● **Exercise objective**
Only the number is wanted: count the lines that include the word "SESE".

● **Records to use**
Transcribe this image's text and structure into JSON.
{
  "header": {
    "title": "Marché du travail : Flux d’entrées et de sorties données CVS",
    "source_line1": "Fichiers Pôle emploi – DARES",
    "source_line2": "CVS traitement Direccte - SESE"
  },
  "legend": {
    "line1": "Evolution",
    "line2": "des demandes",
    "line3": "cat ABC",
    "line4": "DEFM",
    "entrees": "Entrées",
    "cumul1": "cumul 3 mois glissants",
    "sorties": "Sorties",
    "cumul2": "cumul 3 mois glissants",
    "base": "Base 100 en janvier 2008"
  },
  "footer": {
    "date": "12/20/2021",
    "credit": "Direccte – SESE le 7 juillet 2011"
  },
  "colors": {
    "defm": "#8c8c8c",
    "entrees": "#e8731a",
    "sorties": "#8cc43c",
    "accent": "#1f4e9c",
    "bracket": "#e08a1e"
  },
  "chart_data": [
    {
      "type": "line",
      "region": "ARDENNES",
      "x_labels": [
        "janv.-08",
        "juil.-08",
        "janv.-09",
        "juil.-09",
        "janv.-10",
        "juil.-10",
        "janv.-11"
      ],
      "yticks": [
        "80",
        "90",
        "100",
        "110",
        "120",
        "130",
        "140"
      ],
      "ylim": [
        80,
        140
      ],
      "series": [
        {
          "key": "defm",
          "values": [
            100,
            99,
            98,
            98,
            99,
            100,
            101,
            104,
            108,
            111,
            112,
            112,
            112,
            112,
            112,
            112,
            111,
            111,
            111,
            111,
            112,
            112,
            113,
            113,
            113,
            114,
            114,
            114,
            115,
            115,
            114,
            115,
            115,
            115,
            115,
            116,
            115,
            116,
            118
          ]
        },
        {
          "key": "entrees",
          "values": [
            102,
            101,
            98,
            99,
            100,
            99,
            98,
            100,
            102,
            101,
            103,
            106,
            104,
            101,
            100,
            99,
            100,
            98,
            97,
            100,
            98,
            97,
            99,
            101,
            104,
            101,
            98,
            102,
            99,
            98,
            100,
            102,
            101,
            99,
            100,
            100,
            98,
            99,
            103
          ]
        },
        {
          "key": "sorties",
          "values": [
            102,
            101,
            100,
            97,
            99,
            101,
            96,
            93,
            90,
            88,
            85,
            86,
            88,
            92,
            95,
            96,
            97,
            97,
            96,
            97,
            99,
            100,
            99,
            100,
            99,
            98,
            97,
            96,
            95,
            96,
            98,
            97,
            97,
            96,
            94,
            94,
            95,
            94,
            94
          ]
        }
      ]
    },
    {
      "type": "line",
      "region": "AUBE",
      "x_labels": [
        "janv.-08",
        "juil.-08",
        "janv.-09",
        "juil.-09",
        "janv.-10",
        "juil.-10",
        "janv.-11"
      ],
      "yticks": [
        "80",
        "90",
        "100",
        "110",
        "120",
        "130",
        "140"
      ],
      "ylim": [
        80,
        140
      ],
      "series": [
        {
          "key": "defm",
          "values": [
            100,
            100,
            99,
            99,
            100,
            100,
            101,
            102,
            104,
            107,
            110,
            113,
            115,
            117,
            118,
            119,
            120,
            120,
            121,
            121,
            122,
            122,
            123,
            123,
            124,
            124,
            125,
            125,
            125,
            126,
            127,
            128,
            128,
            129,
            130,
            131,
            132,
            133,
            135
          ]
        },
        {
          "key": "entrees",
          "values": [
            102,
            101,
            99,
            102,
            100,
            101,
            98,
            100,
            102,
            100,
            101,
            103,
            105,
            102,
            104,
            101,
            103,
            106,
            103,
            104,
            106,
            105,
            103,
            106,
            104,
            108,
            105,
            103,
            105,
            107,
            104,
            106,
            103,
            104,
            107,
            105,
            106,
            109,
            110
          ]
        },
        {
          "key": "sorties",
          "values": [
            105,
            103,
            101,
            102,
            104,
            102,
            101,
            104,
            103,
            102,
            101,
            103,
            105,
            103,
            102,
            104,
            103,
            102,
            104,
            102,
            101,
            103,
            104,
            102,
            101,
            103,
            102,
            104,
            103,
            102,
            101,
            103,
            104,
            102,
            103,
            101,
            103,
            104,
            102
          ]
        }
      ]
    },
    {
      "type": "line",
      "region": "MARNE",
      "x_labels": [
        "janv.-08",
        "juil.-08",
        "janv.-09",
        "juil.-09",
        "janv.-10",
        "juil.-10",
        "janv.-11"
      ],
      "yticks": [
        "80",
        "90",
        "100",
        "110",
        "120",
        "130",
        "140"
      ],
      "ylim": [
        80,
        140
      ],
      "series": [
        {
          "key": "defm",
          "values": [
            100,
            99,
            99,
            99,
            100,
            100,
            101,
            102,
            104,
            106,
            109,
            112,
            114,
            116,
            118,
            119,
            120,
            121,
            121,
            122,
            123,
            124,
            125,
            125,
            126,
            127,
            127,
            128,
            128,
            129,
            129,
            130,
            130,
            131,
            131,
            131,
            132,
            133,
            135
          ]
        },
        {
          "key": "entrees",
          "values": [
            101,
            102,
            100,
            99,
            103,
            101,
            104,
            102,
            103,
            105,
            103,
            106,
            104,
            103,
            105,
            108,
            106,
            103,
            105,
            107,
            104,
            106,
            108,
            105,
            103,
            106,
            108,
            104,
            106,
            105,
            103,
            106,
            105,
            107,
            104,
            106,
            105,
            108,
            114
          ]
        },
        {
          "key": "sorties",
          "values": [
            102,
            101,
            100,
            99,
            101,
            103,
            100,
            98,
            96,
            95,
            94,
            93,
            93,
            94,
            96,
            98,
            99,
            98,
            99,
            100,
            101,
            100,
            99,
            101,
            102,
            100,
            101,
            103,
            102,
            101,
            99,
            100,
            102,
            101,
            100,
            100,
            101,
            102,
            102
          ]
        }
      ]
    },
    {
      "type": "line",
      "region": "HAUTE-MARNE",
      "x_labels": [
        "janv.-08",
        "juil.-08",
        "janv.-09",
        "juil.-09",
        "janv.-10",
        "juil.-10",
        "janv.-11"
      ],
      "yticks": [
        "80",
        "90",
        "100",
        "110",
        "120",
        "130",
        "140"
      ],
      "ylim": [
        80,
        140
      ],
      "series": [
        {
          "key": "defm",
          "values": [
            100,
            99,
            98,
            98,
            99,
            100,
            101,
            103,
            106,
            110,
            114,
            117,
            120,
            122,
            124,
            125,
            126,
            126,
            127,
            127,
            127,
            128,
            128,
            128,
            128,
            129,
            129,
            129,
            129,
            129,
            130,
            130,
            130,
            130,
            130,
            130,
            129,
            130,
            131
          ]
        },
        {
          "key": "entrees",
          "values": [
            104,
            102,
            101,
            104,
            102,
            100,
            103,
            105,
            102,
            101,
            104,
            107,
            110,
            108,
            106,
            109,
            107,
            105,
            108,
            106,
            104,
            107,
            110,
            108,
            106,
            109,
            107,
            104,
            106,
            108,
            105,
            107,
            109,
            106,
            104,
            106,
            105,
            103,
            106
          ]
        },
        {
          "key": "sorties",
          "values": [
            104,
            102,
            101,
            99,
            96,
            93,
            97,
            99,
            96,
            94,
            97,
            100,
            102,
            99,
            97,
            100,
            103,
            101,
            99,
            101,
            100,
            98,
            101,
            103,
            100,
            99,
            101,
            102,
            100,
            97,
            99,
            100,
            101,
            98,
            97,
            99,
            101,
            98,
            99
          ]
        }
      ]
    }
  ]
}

● **Solution to this task**
2